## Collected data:
----

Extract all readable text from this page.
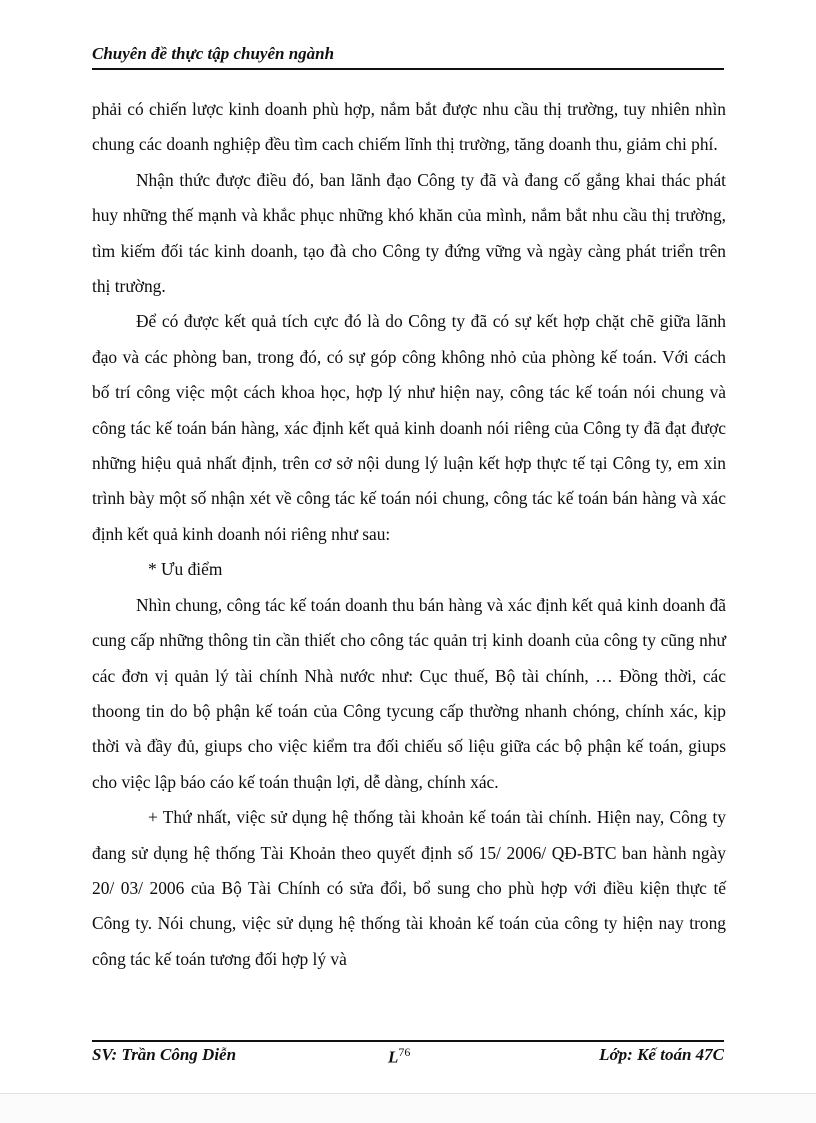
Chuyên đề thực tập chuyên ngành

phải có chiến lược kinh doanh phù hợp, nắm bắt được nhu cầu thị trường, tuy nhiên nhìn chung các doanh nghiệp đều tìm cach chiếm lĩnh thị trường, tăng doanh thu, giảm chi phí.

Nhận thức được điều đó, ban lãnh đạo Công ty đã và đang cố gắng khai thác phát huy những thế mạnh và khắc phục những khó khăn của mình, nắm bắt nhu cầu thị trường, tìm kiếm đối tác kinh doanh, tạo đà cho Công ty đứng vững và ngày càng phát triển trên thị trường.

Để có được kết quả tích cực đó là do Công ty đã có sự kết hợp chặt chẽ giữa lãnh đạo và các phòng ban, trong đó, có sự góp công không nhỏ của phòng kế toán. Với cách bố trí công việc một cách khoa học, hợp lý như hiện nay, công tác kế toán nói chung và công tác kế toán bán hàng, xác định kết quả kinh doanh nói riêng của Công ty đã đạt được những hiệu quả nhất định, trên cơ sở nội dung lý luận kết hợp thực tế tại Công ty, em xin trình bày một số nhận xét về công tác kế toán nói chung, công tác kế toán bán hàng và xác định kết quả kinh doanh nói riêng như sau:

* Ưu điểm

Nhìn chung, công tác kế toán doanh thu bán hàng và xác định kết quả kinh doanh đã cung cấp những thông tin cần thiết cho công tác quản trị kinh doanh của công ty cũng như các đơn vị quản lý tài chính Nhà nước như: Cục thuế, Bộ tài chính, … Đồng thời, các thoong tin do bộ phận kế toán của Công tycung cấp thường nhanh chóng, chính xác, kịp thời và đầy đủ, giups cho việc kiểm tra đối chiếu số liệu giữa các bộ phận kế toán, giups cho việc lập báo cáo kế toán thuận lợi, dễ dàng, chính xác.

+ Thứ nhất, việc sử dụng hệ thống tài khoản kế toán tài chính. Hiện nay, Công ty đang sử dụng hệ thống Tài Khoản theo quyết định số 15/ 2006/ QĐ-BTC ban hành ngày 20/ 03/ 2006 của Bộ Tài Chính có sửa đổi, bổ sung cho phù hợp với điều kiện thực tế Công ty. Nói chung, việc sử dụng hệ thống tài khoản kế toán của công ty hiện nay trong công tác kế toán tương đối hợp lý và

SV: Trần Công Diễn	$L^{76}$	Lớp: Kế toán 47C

----

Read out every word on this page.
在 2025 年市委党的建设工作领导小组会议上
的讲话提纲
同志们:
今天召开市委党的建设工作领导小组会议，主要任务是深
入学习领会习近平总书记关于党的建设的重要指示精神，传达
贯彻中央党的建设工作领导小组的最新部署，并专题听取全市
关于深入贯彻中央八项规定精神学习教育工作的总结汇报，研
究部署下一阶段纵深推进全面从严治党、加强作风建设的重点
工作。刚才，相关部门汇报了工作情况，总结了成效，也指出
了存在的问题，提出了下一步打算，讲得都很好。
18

----

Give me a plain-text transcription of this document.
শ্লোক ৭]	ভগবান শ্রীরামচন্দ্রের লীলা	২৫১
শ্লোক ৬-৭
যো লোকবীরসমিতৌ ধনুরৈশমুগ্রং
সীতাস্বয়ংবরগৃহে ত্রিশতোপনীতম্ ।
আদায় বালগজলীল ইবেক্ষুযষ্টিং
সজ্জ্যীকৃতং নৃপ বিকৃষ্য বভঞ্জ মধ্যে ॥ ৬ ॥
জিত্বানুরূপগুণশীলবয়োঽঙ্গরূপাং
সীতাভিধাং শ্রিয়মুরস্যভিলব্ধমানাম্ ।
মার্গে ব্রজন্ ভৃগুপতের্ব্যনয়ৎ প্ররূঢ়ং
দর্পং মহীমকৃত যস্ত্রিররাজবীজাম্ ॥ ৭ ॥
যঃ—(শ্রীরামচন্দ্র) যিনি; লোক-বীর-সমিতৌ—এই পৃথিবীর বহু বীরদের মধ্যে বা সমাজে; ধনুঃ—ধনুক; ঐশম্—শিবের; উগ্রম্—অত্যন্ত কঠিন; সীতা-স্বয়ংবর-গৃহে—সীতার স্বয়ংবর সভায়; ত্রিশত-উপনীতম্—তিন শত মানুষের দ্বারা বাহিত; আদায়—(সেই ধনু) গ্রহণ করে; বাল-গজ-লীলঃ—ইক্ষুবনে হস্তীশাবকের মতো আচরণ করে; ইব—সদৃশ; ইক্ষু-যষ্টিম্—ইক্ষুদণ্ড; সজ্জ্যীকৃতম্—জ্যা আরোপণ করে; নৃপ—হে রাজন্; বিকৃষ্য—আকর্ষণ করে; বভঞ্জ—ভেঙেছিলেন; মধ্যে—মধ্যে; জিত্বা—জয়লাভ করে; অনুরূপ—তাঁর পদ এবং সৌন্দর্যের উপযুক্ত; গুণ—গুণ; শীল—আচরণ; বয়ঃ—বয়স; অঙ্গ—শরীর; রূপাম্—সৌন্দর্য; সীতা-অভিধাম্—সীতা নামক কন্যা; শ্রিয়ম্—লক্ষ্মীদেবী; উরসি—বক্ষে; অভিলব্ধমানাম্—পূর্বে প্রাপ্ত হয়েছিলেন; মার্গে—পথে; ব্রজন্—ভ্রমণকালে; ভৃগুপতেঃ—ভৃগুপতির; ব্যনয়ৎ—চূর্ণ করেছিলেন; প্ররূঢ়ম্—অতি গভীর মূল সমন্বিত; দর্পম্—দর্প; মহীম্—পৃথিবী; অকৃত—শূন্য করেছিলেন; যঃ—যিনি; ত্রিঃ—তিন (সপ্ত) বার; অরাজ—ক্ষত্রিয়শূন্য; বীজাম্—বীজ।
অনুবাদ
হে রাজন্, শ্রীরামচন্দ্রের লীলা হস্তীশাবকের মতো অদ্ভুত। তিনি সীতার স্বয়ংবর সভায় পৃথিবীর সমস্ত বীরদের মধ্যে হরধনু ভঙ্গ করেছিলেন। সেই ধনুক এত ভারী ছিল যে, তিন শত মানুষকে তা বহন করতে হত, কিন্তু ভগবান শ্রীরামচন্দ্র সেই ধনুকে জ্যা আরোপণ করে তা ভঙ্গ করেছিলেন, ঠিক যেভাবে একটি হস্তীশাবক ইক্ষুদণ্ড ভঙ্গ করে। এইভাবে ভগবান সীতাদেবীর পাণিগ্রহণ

----

## Set task:
Lines holding the word "thực" in the entries above are the ones to pull out. Copy them all.

## Response to this task:
Chuyên đề thực tập chuyên ngành
Để có được kết quả tích cực đó là do Công ty đã có sự kết hợp chặt chẽ giữa lãnh đạo và các phòng ban, trong đó, có sự góp công không nhỏ của phòng kế toán. Với cách bố trí công việc một cách khoa học, hợp lý như hiện nay, công tác kế toán nói chung và công tác kế toán bán hàng, xác định kết quả kinh doanh nói riêng của Công ty đã đạt được những hiệu quả nhất định, trên cơ sở nội dung lý luận kết hợp thực tế tại Công ty, em xin trình bày một số nhận xét về công tác kế toán nói chung, công tác kế toán bán hàng và xác định kết quả kinh doanh nói riêng như sau:
+ Thứ nhất, việc sử dụng hệ thống tài khoản kế toán tài chính. Hiện nay, Công ty đang sử dụng hệ thống Tài Khoản theo quyết định số 15/ 2006/ QĐ-BTC ban hành ngày 20/ 03/ 2006 của Bộ Tài Chính có sửa đổi, bổ sung cho phù hợp với điều kiện thực tế Công ty. Nói chung, việc sử dụng hệ thống tài khoản kế toán của công ty hiện nay trong công tác kế toán tương đối hợp lý và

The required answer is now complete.